THE RECORDS Start Marker

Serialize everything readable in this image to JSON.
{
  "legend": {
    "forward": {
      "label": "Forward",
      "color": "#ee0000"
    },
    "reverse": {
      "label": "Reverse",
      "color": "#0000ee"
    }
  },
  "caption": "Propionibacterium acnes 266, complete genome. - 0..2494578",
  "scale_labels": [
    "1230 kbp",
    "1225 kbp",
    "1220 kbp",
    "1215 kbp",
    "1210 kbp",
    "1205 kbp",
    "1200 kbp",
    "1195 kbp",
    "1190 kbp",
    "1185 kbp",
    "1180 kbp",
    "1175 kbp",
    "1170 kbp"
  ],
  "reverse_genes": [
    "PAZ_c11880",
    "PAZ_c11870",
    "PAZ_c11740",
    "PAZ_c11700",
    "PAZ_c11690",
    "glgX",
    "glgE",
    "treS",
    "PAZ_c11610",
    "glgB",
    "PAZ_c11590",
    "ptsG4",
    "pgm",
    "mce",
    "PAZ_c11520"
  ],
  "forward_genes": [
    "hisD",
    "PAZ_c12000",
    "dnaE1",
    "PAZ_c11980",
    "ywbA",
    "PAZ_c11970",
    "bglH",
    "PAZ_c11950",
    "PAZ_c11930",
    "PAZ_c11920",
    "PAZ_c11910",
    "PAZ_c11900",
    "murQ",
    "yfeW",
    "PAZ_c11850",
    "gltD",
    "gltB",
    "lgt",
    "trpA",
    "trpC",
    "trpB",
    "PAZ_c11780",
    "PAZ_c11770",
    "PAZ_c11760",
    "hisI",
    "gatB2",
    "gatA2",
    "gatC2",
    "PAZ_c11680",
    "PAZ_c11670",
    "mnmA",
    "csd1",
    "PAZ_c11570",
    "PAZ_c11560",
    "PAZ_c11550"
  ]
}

THE RECORDS End Marker

PROBLEM REQUIREMENTS:
Every record, from the first to the last, should be transcribed exactly.

ANSWER SECTION:
Serialize everything readable in this image to JSON.
{
  "legend": {
    "forward": {
      "label": "Forward",
      "color": "#ee0000"
    },
    "reverse": {
      "label": "Reverse",
      "color": "#0000ee"
    }
  },
  "caption": "Propionibacterium acnes 266, complete genome. - 0..2494578",
  "scale_labels": [
    "1230 kbp",
    "1225 kbp",
    "1220 kbp",
    "1215 kbp",
    "1210 kbp",
    "1205 kbp",
    "1200 kbp",
    "1195 kbp",
    "1190 kbp",
    "1185 kbp",
    "1180 kbp",
    "1175 kbp",
    "1170 kbp"
  ],
  "reverse_genes": [
    "PAZ_c11880",
    "PAZ_c11870",
    "PAZ_c11740",
    "PAZ_c11700",
    "PAZ_c11690",
    "glgX",
    "glgE",
    "treS",
    "PAZ_c11610",
    "glgB",
    "PAZ_c11590",
    "ptsG4",
    "pgm",
    "mce",
    "PAZ_c11520"
  ],
  "forward_genes": [
    "hisD",
    "PAZ_c12000",
    "dnaE1",
    "PAZ_c11980",
    "ywbA",
    "PAZ_c11970",
    "bglH",
    "PAZ_c11950",
    "PAZ_c11930",
    "PAZ_c11920",
    "PAZ_c11910",
    "PAZ_c11900",
    "murQ",
    "yfeW",
    "PAZ_c11850",
    "gltD",
    "gltB",
    "lgt",
    "trpA",
    "trpC",
    "trpB",
    "PAZ_c11780",
    "PAZ_c11770",
    "PAZ_c11760",
    "hisI",
    "gatB2",
    "gatA2",
    "gatC2",
    "PAZ_c11680",
    "PAZ_c11670",
    "mnmA",
    "csd1",
    "PAZ_c11570",
    "PAZ_c11560",
    "PAZ_c11550"
  ]
}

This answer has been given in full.